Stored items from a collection
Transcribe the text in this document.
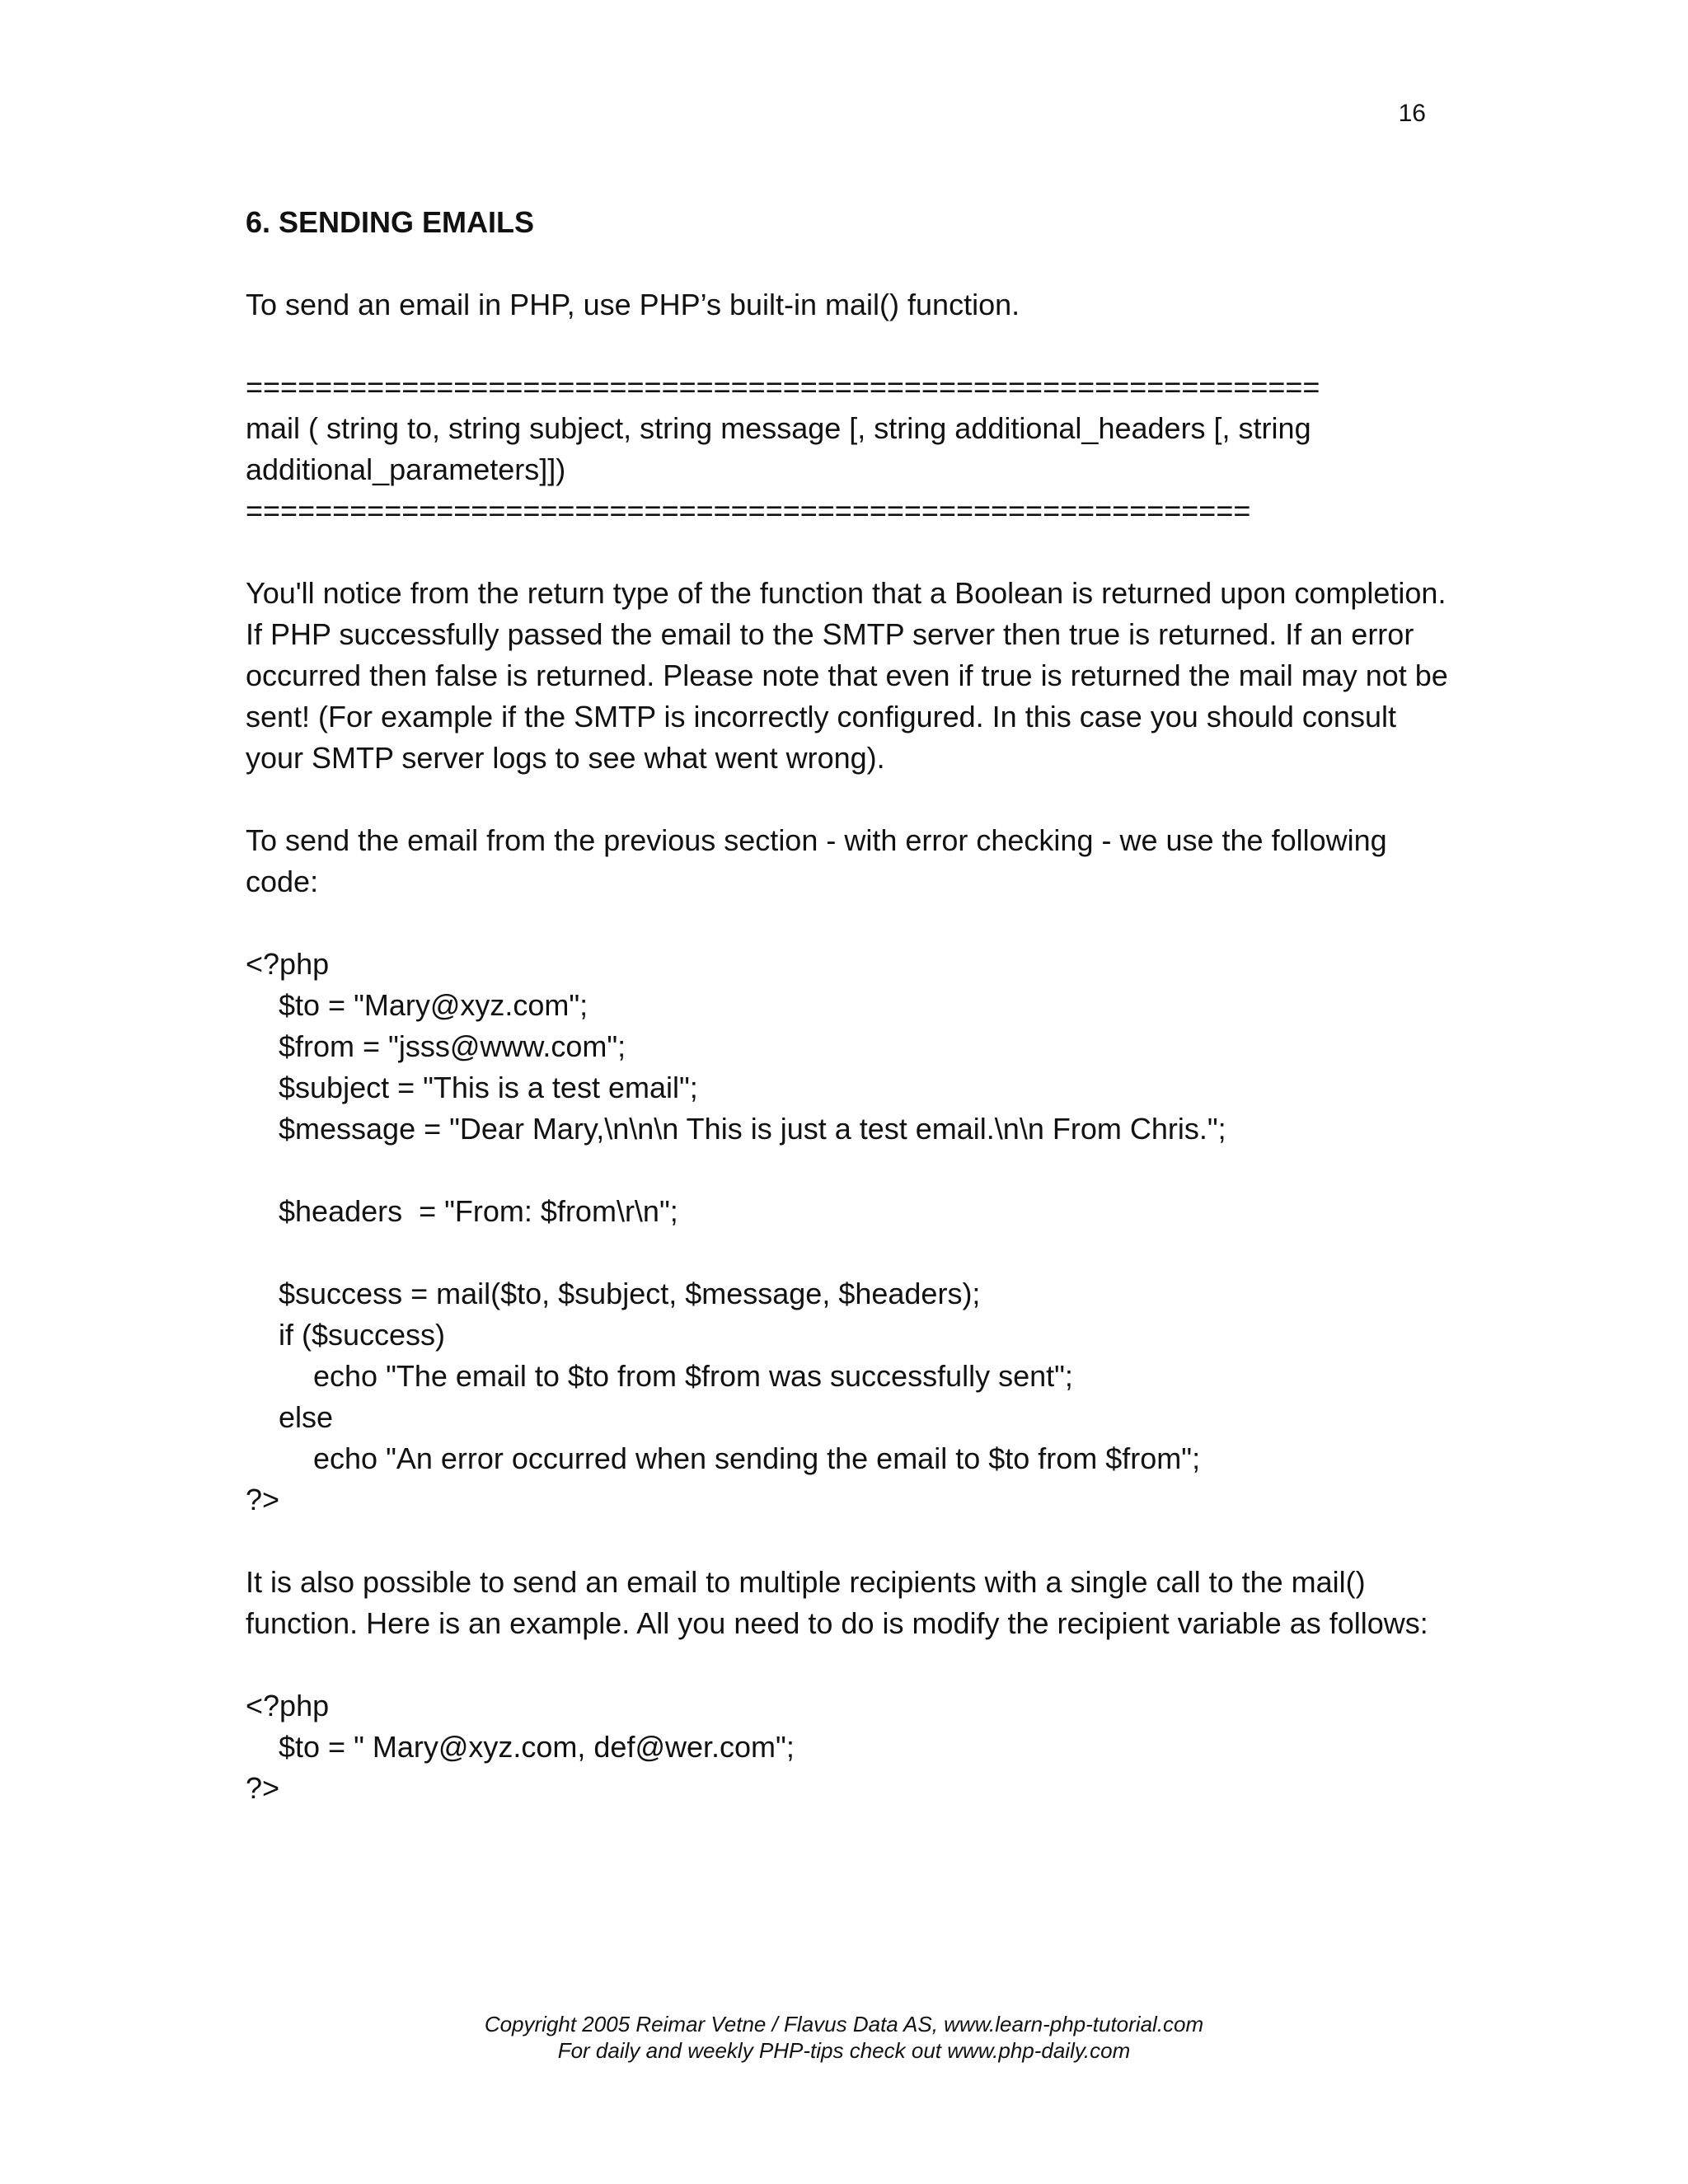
16
6. SENDING EMAILS
To send an email in PHP, use PHP’s built-in mail() function.
==============================================================
mail ( string to, string subject, string message [, string additional_headers [, string
additional_parameters]])
==========================================================
You'll notice from the return type of the function that a Boolean is returned upon completion. If PHP successfully passed the email to the SMTP server then true is returned. If an error occurred then false is returned. Please note that even if true is returned the mail may not be sent! (For example if the SMTP is incorrectly configured. In this case you should consult your SMTP server logs to see what went wrong).
To send the email from the previous section - with error checking - we use the following code:
<?php
$to = "Mary@xyz.com";
$from = "jsss@www.com";
$subject = "This is a test email";
$message = "Dear Mary,\n\n\n This is just a test email.\n\n From Chris.";
$headers  = "From: $from\r\n";
$success = mail($to, $subject, $message, $headers);
if ($success)
echo "The email to $to from $from was successfully sent";
else
echo "An error occurred when sending the email to $to from $from";
?>
It is also possible to send an email to multiple recipients with a single call to the mail() function. Here is an example. All you need to do is modify the recipient variable as follows:
<?php
$to = " Mary@xyz.com, def@wer.com";
?>
Copyright 2005 Reimar Vetne / Flavus Data AS, www.learn-php-tutorial.com
For daily and weekly PHP-tips check out www.php-daily.com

What is asked:
In the material above, find each line that contains the word "Mary", and select it.

Reply:
$to = "Mary@xyz.com";
$message = "Dear Mary,\n\n\n This is just a test email.\n\n From Chris.";
$to = " Mary@xyz.com, def@wer.com";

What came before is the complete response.